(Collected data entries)

'''

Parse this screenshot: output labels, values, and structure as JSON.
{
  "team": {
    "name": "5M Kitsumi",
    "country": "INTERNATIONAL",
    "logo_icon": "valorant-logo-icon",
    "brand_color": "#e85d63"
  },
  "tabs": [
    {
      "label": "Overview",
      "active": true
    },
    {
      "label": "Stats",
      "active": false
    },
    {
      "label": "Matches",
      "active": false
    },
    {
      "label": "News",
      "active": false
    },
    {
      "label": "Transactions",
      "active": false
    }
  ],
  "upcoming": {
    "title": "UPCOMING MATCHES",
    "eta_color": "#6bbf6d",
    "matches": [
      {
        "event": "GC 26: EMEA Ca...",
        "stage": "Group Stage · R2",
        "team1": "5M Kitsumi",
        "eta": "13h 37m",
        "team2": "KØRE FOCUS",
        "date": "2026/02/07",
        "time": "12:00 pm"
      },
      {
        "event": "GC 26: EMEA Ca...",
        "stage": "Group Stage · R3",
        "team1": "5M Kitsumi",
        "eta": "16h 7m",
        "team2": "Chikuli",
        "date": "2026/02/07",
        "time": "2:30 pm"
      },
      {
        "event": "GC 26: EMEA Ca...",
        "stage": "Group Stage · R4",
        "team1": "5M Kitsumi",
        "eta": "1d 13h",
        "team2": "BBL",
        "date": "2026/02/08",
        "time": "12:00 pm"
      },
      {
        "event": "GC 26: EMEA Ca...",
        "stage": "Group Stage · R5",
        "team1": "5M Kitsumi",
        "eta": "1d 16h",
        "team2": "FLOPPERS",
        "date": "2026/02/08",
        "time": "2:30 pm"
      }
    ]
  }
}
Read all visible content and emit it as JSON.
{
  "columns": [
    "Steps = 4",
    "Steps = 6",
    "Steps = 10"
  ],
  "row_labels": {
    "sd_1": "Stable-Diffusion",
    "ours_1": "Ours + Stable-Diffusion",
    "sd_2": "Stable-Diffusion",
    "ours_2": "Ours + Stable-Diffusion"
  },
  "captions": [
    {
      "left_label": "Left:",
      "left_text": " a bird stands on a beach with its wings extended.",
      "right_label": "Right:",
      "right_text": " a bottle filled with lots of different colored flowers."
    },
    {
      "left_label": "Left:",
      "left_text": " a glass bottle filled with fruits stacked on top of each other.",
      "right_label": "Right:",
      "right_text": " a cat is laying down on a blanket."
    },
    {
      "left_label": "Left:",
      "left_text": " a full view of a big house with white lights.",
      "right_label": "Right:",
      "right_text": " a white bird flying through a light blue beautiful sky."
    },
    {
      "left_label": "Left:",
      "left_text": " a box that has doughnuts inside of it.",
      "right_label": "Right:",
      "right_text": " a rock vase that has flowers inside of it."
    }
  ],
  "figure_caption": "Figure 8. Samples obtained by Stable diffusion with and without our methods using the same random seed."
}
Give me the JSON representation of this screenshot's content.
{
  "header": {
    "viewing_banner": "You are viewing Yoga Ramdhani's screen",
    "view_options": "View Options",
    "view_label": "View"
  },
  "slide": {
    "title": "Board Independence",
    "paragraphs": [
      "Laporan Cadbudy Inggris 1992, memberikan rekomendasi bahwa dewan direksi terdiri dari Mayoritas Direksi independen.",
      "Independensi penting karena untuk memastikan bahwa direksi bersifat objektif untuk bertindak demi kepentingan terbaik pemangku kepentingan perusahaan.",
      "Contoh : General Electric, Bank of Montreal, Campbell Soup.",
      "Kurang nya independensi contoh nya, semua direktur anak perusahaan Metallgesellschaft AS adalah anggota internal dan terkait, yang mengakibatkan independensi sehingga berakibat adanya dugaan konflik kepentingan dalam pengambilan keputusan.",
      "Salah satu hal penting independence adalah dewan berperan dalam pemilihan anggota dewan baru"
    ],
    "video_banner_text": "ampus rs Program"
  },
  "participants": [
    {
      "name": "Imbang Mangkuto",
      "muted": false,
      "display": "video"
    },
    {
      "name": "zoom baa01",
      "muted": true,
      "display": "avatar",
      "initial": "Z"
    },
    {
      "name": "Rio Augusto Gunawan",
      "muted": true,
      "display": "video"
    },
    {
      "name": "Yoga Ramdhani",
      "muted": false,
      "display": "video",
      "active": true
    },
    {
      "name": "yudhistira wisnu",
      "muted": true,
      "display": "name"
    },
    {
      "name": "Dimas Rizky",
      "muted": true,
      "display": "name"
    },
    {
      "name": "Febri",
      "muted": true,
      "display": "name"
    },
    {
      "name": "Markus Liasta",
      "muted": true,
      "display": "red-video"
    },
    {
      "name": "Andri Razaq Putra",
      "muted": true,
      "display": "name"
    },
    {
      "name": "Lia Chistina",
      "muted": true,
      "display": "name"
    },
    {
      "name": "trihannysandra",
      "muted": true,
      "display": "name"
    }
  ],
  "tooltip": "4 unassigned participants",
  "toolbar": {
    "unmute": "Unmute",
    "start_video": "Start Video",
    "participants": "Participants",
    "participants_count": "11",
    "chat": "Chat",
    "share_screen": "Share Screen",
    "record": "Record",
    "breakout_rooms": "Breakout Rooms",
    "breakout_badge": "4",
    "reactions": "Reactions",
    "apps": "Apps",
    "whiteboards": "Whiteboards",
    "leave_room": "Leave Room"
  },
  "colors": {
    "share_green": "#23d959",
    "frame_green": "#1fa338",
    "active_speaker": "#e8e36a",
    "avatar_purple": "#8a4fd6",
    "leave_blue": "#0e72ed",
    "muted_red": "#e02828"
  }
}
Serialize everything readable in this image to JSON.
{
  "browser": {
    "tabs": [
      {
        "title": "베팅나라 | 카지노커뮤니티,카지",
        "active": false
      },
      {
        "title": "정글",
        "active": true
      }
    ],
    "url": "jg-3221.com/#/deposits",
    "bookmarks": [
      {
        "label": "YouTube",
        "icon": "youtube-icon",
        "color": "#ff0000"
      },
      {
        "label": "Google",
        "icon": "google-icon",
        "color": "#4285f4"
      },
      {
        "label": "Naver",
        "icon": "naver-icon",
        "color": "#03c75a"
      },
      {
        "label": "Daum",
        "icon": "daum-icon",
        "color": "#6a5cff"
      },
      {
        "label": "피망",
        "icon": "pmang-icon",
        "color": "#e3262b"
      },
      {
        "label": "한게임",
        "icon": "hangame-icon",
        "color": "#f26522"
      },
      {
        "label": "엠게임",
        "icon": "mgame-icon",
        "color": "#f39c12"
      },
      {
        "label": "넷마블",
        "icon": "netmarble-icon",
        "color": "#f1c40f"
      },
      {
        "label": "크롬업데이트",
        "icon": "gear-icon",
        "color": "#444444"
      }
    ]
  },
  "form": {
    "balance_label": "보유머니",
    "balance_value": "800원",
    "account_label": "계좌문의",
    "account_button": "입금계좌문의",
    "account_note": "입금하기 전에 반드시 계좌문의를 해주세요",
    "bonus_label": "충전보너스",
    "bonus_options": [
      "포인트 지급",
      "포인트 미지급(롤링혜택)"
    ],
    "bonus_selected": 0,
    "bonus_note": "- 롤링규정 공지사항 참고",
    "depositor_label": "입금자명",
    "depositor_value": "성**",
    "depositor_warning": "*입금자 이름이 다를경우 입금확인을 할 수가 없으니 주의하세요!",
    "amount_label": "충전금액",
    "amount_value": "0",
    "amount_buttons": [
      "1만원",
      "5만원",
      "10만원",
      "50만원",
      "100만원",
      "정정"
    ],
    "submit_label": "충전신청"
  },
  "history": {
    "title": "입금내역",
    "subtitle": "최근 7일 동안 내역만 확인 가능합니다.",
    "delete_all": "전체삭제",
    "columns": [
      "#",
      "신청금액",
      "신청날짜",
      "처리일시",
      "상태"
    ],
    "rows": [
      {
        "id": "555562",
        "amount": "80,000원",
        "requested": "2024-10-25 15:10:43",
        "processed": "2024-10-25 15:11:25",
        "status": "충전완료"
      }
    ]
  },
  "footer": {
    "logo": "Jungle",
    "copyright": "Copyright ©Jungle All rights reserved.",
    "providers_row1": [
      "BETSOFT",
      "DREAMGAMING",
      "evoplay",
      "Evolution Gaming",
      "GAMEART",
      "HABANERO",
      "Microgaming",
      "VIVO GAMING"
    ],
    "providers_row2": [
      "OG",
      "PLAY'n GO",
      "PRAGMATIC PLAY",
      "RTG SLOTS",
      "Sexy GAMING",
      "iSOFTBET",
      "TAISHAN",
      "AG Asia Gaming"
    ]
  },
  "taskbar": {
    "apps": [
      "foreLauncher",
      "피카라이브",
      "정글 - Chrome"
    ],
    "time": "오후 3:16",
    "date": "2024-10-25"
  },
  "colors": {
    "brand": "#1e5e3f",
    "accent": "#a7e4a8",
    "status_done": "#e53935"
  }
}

'''

EXERCISE REQUIREMENTS:
Check each line of the records above for the string "stage", and report every line that has it.

EXERCISE SOLUTION:
        "stage": "Group Stage · R2",
        "stage": "Group Stage · R3",
        "stage": "Group Stage · R4",
        "stage": "Group Stage · R5",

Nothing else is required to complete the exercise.